#### GIVEN PROBLEM:
Reproduce only the lines that run from the line with "Convert this document image to plain text." to the last line of the material, both ends included, exactly as they appear.

Dataset entries
** BEGIN **
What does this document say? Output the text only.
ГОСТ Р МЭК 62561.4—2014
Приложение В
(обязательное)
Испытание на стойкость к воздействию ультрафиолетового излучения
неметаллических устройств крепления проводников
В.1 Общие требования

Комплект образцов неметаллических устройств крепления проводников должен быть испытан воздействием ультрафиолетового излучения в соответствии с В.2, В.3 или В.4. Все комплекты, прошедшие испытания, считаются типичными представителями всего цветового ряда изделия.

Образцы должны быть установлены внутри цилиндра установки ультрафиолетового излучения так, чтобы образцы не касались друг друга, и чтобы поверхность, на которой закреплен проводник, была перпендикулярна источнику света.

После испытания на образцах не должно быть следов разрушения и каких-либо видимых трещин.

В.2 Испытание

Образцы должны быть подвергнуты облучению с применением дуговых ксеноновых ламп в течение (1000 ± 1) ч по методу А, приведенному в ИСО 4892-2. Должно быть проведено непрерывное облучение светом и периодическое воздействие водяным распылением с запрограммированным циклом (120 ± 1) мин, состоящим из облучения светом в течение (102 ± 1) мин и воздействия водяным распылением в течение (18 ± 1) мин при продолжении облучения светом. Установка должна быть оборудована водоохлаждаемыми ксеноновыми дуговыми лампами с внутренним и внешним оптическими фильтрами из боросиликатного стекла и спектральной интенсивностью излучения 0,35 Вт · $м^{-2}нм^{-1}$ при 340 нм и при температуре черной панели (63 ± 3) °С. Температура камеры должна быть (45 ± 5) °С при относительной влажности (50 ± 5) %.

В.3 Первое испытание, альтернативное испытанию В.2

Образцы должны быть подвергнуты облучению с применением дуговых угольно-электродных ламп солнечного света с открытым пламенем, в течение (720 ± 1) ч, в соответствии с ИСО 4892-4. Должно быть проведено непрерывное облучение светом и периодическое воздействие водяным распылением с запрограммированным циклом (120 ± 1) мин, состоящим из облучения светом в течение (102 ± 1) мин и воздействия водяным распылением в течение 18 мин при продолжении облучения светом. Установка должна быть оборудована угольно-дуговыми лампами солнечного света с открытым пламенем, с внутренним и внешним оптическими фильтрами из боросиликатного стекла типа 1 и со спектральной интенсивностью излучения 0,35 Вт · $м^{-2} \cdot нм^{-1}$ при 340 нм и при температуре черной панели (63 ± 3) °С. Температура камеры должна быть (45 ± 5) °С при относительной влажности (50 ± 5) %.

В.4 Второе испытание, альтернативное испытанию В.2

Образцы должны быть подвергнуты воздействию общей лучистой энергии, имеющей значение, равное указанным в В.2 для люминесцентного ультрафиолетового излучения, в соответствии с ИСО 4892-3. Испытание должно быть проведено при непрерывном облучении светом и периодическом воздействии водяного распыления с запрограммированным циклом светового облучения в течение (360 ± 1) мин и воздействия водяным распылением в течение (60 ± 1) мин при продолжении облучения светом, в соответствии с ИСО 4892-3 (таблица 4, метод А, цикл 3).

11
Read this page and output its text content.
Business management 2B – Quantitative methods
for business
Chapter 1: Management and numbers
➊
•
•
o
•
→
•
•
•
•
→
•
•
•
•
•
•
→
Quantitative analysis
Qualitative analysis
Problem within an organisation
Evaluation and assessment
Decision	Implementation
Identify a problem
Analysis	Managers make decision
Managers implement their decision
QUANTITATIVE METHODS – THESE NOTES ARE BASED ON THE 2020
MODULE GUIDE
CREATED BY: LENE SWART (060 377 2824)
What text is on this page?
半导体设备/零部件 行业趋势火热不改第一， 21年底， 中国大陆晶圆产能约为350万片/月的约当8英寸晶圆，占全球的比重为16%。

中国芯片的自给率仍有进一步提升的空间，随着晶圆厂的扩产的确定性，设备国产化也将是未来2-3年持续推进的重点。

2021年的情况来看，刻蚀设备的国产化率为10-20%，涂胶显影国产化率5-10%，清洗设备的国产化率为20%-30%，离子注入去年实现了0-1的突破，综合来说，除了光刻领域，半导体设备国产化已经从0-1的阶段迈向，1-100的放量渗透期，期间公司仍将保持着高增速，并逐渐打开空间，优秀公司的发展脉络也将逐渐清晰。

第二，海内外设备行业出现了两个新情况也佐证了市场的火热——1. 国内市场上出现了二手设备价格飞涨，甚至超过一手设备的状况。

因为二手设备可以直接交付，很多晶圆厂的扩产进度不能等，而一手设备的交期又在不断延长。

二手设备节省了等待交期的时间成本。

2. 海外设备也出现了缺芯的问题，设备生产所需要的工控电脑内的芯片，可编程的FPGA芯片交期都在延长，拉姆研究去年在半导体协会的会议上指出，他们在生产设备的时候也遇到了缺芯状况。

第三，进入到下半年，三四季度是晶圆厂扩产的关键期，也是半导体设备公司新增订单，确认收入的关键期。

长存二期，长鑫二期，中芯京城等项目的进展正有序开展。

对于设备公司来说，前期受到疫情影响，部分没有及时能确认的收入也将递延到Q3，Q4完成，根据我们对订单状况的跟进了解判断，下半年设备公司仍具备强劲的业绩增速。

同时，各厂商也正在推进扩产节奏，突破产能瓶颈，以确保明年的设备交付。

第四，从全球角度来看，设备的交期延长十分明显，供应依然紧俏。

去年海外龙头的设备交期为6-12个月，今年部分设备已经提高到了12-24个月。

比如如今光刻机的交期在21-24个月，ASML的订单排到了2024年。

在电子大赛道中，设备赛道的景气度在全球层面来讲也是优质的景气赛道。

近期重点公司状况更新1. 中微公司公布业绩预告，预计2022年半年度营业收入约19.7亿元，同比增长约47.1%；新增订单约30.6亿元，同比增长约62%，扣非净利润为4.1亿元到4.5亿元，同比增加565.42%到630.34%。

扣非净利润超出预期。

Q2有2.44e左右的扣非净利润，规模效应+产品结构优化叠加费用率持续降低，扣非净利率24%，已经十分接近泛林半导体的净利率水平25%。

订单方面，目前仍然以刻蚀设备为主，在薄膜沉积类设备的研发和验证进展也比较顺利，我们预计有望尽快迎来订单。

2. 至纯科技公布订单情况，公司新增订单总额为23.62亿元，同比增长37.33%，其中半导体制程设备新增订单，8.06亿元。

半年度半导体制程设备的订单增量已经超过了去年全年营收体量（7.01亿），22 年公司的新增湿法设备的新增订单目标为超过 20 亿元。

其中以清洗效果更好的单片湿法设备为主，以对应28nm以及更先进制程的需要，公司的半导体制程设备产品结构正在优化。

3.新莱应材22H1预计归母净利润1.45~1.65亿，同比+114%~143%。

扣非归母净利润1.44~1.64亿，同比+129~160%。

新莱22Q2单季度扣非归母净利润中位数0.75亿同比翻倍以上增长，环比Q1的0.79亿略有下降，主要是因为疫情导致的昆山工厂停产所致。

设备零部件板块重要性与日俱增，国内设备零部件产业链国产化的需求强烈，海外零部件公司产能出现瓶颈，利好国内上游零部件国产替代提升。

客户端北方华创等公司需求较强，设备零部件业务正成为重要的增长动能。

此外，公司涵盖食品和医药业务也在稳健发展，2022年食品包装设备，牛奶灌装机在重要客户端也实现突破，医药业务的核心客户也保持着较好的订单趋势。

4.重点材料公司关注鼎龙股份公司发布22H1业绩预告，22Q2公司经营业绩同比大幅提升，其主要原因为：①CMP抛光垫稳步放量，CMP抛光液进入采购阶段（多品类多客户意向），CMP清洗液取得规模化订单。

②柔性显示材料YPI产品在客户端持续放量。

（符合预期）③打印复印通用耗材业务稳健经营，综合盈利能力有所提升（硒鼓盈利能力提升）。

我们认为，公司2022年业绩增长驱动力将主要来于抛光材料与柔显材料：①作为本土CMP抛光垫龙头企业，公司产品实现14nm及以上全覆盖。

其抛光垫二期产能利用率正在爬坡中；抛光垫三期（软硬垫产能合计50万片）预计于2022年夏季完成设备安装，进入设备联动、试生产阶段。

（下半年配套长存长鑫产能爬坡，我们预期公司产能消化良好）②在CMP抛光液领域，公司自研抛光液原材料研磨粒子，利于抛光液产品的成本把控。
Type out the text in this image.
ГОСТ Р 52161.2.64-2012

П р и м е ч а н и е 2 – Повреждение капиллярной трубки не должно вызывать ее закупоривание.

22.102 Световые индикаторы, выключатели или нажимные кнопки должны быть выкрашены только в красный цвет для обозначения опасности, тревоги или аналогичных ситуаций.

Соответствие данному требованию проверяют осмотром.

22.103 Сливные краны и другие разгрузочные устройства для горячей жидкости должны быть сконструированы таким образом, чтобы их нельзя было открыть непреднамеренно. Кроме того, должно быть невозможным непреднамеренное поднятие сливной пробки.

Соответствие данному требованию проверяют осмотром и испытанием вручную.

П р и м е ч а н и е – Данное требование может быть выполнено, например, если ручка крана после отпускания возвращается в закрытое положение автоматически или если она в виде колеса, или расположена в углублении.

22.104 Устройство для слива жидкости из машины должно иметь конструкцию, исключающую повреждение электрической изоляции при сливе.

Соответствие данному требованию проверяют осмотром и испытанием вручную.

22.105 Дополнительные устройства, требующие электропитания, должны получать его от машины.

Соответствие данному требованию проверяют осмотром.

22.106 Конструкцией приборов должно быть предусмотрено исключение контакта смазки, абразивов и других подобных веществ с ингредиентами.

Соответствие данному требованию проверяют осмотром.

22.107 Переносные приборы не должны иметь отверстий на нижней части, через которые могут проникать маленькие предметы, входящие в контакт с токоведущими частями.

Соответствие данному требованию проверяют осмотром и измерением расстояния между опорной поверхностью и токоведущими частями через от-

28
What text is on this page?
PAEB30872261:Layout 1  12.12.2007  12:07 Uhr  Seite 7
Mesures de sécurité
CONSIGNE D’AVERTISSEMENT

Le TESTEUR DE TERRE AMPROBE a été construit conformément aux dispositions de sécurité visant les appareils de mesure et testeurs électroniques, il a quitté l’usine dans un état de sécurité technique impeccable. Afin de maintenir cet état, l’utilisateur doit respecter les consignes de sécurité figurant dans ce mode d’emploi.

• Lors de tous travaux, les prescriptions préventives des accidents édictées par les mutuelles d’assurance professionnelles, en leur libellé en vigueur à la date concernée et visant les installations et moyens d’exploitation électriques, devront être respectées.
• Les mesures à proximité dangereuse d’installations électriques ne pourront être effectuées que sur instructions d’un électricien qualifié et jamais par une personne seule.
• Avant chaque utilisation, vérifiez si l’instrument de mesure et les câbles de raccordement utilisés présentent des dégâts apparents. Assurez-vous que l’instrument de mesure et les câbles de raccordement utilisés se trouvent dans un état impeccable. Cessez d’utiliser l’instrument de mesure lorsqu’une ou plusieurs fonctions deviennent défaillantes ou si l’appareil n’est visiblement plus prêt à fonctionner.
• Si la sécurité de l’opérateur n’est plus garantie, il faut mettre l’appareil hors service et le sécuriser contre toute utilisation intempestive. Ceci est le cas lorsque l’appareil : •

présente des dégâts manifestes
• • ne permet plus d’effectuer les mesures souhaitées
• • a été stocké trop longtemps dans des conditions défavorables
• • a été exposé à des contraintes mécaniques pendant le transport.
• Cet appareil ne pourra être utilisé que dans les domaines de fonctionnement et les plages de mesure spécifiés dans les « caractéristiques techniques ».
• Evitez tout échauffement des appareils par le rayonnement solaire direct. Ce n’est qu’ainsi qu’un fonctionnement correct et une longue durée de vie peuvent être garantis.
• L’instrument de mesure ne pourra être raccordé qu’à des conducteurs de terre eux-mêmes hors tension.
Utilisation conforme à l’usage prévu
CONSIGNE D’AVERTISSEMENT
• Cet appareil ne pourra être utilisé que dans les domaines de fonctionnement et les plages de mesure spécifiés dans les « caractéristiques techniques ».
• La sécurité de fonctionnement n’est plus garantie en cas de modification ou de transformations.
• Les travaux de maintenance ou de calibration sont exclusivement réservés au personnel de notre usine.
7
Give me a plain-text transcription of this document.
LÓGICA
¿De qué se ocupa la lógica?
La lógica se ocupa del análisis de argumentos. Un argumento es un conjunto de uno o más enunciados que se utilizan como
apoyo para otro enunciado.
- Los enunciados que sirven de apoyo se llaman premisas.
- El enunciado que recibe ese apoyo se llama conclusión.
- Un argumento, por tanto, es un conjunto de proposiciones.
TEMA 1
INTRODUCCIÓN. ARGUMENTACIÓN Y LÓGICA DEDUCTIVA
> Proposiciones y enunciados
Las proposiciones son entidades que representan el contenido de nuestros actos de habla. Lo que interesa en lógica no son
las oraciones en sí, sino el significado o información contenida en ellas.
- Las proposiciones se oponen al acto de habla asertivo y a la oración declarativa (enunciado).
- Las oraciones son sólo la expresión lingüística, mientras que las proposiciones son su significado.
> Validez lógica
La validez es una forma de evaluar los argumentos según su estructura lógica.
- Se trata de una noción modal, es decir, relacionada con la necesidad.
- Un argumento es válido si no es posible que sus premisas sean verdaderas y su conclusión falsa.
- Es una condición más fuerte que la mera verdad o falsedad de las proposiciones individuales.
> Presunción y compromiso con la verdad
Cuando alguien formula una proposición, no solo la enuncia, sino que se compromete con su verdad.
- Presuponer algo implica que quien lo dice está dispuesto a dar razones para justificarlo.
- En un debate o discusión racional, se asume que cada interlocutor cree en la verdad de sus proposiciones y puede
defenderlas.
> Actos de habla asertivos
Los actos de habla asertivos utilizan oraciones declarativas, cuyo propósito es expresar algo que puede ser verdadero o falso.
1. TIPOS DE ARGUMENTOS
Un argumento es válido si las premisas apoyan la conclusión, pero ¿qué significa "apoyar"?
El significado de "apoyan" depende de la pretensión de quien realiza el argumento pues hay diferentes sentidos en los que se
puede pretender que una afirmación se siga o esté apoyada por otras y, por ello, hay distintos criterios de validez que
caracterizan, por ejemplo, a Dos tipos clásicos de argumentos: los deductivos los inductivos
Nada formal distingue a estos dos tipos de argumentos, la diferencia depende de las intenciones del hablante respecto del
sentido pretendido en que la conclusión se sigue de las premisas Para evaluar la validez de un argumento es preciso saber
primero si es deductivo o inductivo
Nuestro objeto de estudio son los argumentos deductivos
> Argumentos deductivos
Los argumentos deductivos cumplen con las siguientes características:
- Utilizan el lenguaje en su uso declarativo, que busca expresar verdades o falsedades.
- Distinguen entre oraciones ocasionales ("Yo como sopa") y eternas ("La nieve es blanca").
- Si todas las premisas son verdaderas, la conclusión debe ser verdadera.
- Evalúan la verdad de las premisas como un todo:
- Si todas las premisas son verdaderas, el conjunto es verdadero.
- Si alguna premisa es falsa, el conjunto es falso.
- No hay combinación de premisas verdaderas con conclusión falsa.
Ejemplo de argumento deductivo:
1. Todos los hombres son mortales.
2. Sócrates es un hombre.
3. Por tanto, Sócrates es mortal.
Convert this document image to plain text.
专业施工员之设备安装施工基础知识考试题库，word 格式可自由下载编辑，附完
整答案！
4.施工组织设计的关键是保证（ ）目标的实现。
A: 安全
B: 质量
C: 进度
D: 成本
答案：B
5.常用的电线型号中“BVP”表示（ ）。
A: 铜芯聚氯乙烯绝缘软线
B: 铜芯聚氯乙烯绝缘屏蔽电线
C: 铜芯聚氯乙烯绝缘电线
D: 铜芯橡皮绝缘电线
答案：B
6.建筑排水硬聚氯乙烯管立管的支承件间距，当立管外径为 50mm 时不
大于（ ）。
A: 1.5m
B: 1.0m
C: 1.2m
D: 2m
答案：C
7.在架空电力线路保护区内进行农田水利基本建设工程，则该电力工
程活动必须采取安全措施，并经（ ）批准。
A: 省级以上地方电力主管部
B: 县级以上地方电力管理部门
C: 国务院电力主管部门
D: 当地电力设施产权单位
** END **
#### EXERCISE SOLUTION:
Convert this document image to plain text.
专业施工员之设备安装施工基础知识考试题库，word 格式可自由下载编辑，附完
整答案！
4.施工组织设计的关键是保证（ ）目标的实现。
A: 安全
B: 质量
C: 进度
D: 成本
答案：B
5.常用的电线型号中“BVP”表示（ ）。
A: 铜芯聚氯乙烯绝缘软线
B: 铜芯聚氯乙烯绝缘屏蔽电线
C: 铜芯聚氯乙烯绝缘电线
D: 铜芯橡皮绝缘电线
答案：B
6.建筑排水硬聚氯乙烯管立管的支承件间距，当立管外径为 50mm 时不
大于（ ）。
A: 1.5m
B: 1.0m
C: 1.2m
D: 2m
答案：C
7.在架空电力线路保护区内进行农田水利基本建设工程，则该电力工
程活动必须采取安全措施，并经（ ）批准。
A: 省级以上地方电力主管部
B: 县级以上地方电力管理部门
C: 国务院电力主管部门
D: 当地电力设施产权单位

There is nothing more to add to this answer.